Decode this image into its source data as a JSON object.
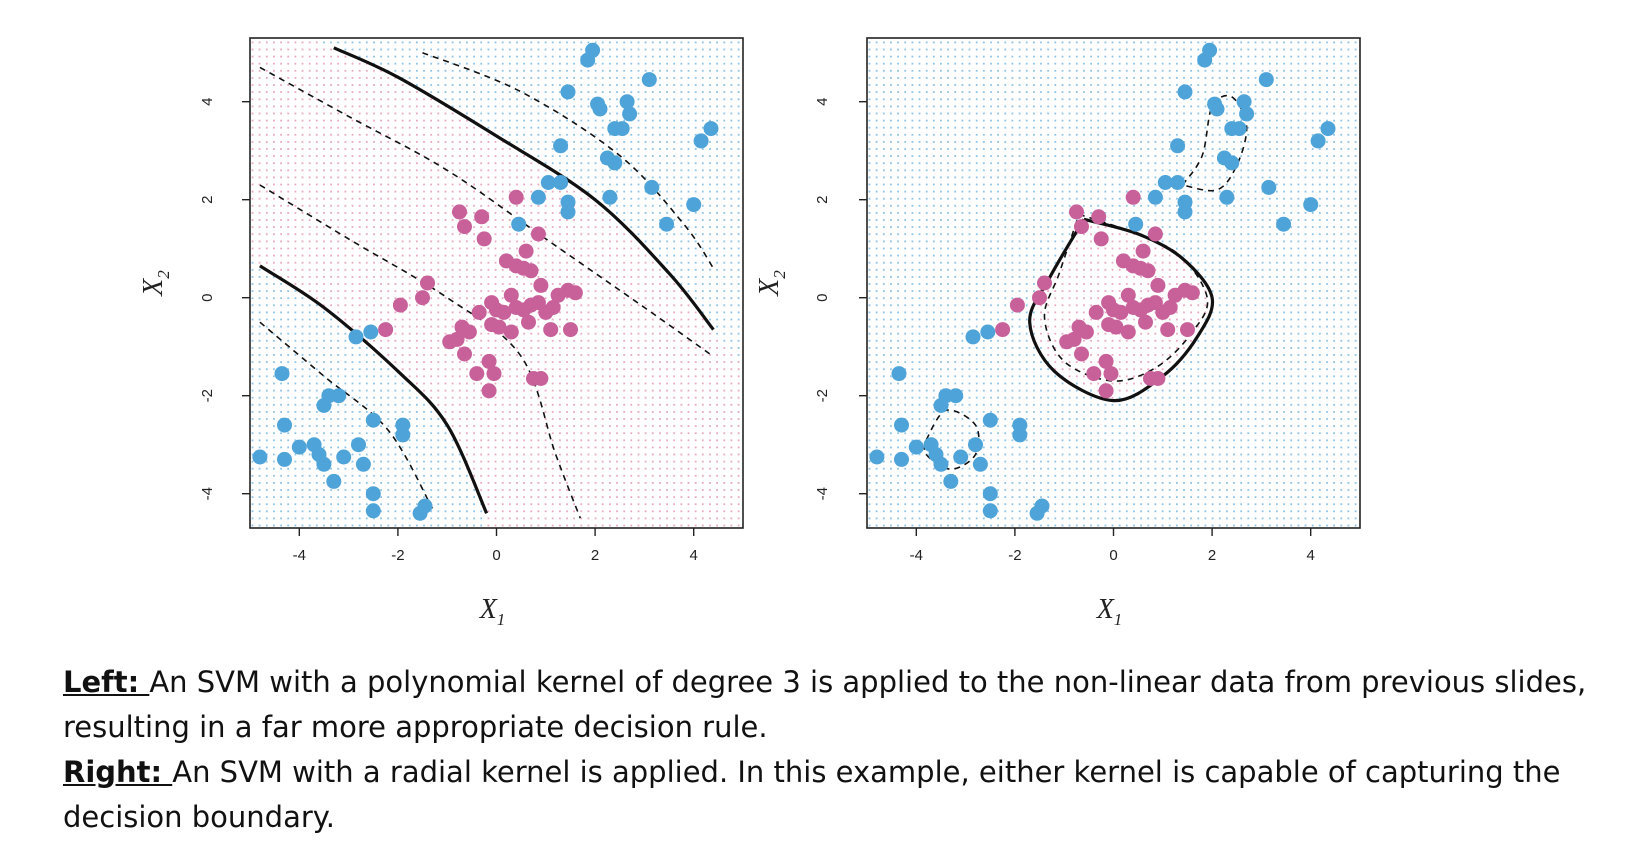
{
  "colors": {
    "class_blue": "#4ea3d8",
    "class_pink": "#c8609a",
    "grid_blue": "#8ec3e6",
    "grid_pink": "#e9a8c4",
    "boundary": "#111111"
  },
  "chart_data": [
    {
      "type": "scatter",
      "panel": "left",
      "kernel": "polynomial (degree 3)",
      "xlabel": "X",
      "xlabel_sub": "1",
      "ylabel": "X",
      "ylabel_sub": "2",
      "xlim": [
        -5,
        5
      ],
      "ylim": [
        -4.7,
        5.3
      ],
      "xticks": [
        -4,
        -2,
        0,
        2,
        4
      ],
      "yticks": [
        -4,
        -2,
        0,
        2,
        4
      ],
      "xtick_labels": [
        "-4",
        "-2",
        "0",
        "2",
        "4"
      ],
      "ytick_labels": [
        "-4",
        "-2",
        "0",
        "2",
        "4"
      ],
      "region_grid": "pink band between the two solid boundaries, blue elsewhere",
      "boundaries": {
        "solid": [
          [
            [
              -3.3,
              5.1
            ],
            [
              -2.0,
              4.5
            ],
            [
              0.0,
              3.3
            ],
            [
              2.0,
              2.0
            ],
            [
              3.5,
              0.5
            ],
            [
              4.4,
              -0.65
            ]
          ],
          [
            [
              -4.8,
              0.65
            ],
            [
              -3.5,
              -0.2
            ],
            [
              -2.0,
              -1.5
            ],
            [
              -1.0,
              -2.6
            ],
            [
              -0.2,
              -4.4
            ]
          ]
        ],
        "dashed": [
          [
            [
              -4.8,
              4.7
            ],
            [
              -3.0,
              3.7
            ],
            [
              -1.0,
              2.6
            ],
            [
              1.0,
              1.2
            ],
            [
              3.0,
              -0.2
            ],
            [
              4.4,
              -1.2
            ]
          ],
          [
            [
              -4.8,
              2.3
            ],
            [
              -3.0,
              1.2
            ],
            [
              -1.0,
              0.0
            ],
            [
              0.5,
              -1.2
            ],
            [
              1.2,
              -3.2
            ],
            [
              1.7,
              -4.5
            ]
          ],
          [
            [
              -1.5,
              5.0
            ],
            [
              0.5,
              4.2
            ],
            [
              2.5,
              2.9
            ],
            [
              3.8,
              1.5
            ],
            [
              4.4,
              0.6
            ]
          ],
          [
            [
              -4.8,
              -0.5
            ],
            [
              -3.5,
              -1.6
            ],
            [
              -2.2,
              -2.7
            ],
            [
              -1.3,
              -4.3
            ]
          ]
        ]
      }
    },
    {
      "type": "scatter",
      "panel": "right",
      "kernel": "radial",
      "xlabel": "X",
      "xlabel_sub": "1",
      "ylabel": "X",
      "ylabel_sub": "2",
      "xlim": [
        -5,
        5
      ],
      "ylim": [
        -4.7,
        5.3
      ],
      "xticks": [
        -4,
        -2,
        0,
        2,
        4
      ],
      "yticks": [
        -4,
        -2,
        0,
        2,
        4
      ],
      "xtick_labels": [
        "-4",
        "-2",
        "0",
        "2",
        "4"
      ],
      "ytick_labels": [
        "-4",
        "-2",
        "0",
        "2",
        "4"
      ],
      "region_grid": "pink inside the solid closed boundary, blue elsewhere",
      "boundaries": {
        "solid": [
          [
            [
              -0.6,
              1.6
            ],
            [
              0.5,
              1.3
            ],
            [
              1.4,
              0.8
            ],
            [
              2.0,
              0.0
            ],
            [
              1.7,
              -0.8
            ],
            [
              1.0,
              -1.6
            ],
            [
              0.0,
              -2.1
            ],
            [
              -1.2,
              -1.5
            ],
            [
              -1.7,
              -0.5
            ],
            [
              -1.3,
              0.4
            ],
            [
              -0.6,
              1.6
            ]
          ]
        ],
        "dashed": [
          [
            [
              -0.7,
              1.7
            ],
            [
              0.2,
              1.4
            ],
            [
              1.3,
              0.9
            ],
            [
              1.9,
              0.0
            ],
            [
              1.6,
              -0.7
            ],
            [
              0.9,
              -1.4
            ],
            [
              0.0,
              -1.7
            ],
            [
              -1.0,
              -1.3
            ],
            [
              -1.4,
              -0.4
            ],
            [
              -1.1,
              0.5
            ],
            [
              -0.7,
              1.7
            ]
          ],
          [
            [
              1.4,
              2.3
            ],
            [
              1.8,
              2.9
            ],
            [
              2.0,
              3.9
            ],
            [
              2.4,
              4.1
            ],
            [
              2.7,
              3.5
            ],
            [
              2.5,
              2.7
            ],
            [
              2.1,
              2.2
            ],
            [
              1.4,
              2.3
            ]
          ],
          [
            [
              -3.8,
              -2.9
            ],
            [
              -3.4,
              -2.3
            ],
            [
              -2.8,
              -2.6
            ],
            [
              -2.8,
              -3.2
            ],
            [
              -3.3,
              -3.5
            ],
            [
              -3.8,
              -3.2
            ],
            [
              -3.8,
              -2.9
            ]
          ]
        ]
      }
    }
  ],
  "points": {
    "blue": [
      [
        -4.8,
        -3.25
      ],
      [
        -4.35,
        -1.55
      ],
      [
        -4.3,
        -2.6
      ],
      [
        -4.3,
        -3.3
      ],
      [
        -4.0,
        -3.05
      ],
      [
        -3.7,
        -3.0
      ],
      [
        -3.6,
        -3.2
      ],
      [
        -3.5,
        -3.4
      ],
      [
        -3.5,
        -2.2
      ],
      [
        -3.4,
        -2.0
      ],
      [
        -3.3,
        -3.75
      ],
      [
        -3.2,
        -2.0
      ],
      [
        -3.1,
        -3.25
      ],
      [
        -2.8,
        -3.0
      ],
      [
        -2.7,
        -3.4
      ],
      [
        -2.5,
        -2.5
      ],
      [
        -2.5,
        -4.0
      ],
      [
        -2.5,
        -4.35
      ],
      [
        -1.9,
        -2.8
      ],
      [
        -1.9,
        -2.6
      ],
      [
        -1.55,
        -4.4
      ],
      [
        -1.45,
        -4.25
      ],
      [
        -2.85,
        -0.8
      ],
      [
        -2.55,
        -0.7
      ],
      [
        1.85,
        4.85
      ],
      [
        1.95,
        5.05
      ],
      [
        1.45,
        4.2
      ],
      [
        2.05,
        3.95
      ],
      [
        2.1,
        3.85
      ],
      [
        2.65,
        4.0
      ],
      [
        2.7,
        3.75
      ],
      [
        2.4,
        3.45
      ],
      [
        2.55,
        3.45
      ],
      [
        3.1,
        4.45
      ],
      [
        2.25,
        2.85
      ],
      [
        2.4,
        2.75
      ],
      [
        2.3,
        2.05
      ],
      [
        1.3,
        3.1
      ],
      [
        4.35,
        3.45
      ],
      [
        4.15,
        3.2
      ],
      [
        3.15,
        2.25
      ],
      [
        3.45,
        1.5
      ],
      [
        4.0,
        1.9
      ],
      [
        1.05,
        2.35
      ],
      [
        1.3,
        2.35
      ],
      [
        0.85,
        2.05
      ],
      [
        1.45,
        1.95
      ],
      [
        1.45,
        1.75
      ],
      [
        0.45,
        1.5
      ]
    ],
    "pink": [
      [
        -0.75,
        1.75
      ],
      [
        -0.3,
        1.65
      ],
      [
        0.4,
        2.05
      ],
      [
        -0.65,
        1.45
      ],
      [
        -0.25,
        1.2
      ],
      [
        0.85,
        1.3
      ],
      [
        0.6,
        0.95
      ],
      [
        0.2,
        0.75
      ],
      [
        0.4,
        0.65
      ],
      [
        0.55,
        0.6
      ],
      [
        0.7,
        0.55
      ],
      [
        0.9,
        0.25
      ],
      [
        1.45,
        0.15
      ],
      [
        1.6,
        0.1
      ],
      [
        1.25,
        0.05
      ],
      [
        -1.4,
        0.3
      ],
      [
        -1.5,
        0.0
      ],
      [
        -1.95,
        -0.15
      ],
      [
        -2.25,
        -0.65
      ],
      [
        -0.35,
        -0.3
      ],
      [
        -0.1,
        -0.1
      ],
      [
        0.0,
        -0.25
      ],
      [
        0.15,
        -0.3
      ],
      [
        0.3,
        0.05
      ],
      [
        0.4,
        -0.2
      ],
      [
        0.55,
        -0.25
      ],
      [
        0.7,
        -0.15
      ],
      [
        0.85,
        -0.1
      ],
      [
        1.0,
        -0.3
      ],
      [
        1.15,
        -0.2
      ],
      [
        -0.7,
        -0.6
      ],
      [
        -0.55,
        -0.7
      ],
      [
        -0.8,
        -0.85
      ],
      [
        -0.95,
        -0.9
      ],
      [
        -0.65,
        -1.15
      ],
      [
        -0.1,
        -0.55
      ],
      [
        0.05,
        -0.6
      ],
      [
        0.3,
        -0.7
      ],
      [
        0.65,
        -0.5
      ],
      [
        1.1,
        -0.65
      ],
      [
        1.5,
        -0.65
      ],
      [
        -0.15,
        -1.3
      ],
      [
        -0.05,
        -1.55
      ],
      [
        -0.4,
        -1.55
      ],
      [
        -0.15,
        -1.9
      ],
      [
        0.75,
        -1.65
      ],
      [
        0.9,
        -1.65
      ]
    ]
  },
  "caption": {
    "left_lead": "Left: ",
    "left_text": "An SVM with a polynomial kernel of degree 3 is applied to the non-linear data from previous slides, resulting in a far more appropriate decision rule.",
    "right_lead": "Right: ",
    "right_text": "An SVM with a radial kernel is applied. In this example, either kernel is capable of capturing the decision boundary."
  }
}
· · · · · · ·
(PROBLEM REQUIREMENTS): Copy each line above that contains the word "degree".

(RESULT OF THIS EXERCISE):
      "kernel": "polynomial (degree 3)",
    "left_text": "An SVM with a polynomial kernel of degree 3 is applied to the non-linear data from previous slides, resulting in a far more appropriate decision rule.",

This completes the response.